◆ Exercise details ◆
Copy out all lines with the word "Rates" in them.

Records that describe figures:

◆ ◆ ◆ ◆

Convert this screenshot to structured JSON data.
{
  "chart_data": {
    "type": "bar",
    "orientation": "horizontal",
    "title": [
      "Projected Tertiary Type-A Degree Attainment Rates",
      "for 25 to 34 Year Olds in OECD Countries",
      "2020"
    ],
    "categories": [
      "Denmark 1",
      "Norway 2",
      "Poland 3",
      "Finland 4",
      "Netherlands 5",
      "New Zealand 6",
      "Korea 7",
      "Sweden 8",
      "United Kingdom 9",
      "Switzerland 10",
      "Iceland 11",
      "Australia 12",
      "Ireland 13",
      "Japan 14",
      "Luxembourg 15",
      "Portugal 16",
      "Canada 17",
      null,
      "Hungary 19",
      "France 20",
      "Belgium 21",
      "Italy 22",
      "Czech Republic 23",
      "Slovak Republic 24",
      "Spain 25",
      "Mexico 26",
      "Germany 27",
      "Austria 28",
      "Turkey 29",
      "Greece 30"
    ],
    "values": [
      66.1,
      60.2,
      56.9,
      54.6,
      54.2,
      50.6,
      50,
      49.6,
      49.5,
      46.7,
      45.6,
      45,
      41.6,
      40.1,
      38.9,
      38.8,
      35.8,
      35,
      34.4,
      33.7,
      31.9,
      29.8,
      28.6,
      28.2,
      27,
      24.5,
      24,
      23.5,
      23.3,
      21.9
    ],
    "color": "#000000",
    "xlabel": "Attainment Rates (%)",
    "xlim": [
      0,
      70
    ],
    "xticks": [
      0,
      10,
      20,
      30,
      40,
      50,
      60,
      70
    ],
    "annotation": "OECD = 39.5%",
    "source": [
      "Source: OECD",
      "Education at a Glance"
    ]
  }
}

◆ ◆ ◆ ◆

◆ Exercise result ◆
      "Projected Tertiary Type-A Degree Attainment Rates",
    "xlabel": "Attainment Rates (%)",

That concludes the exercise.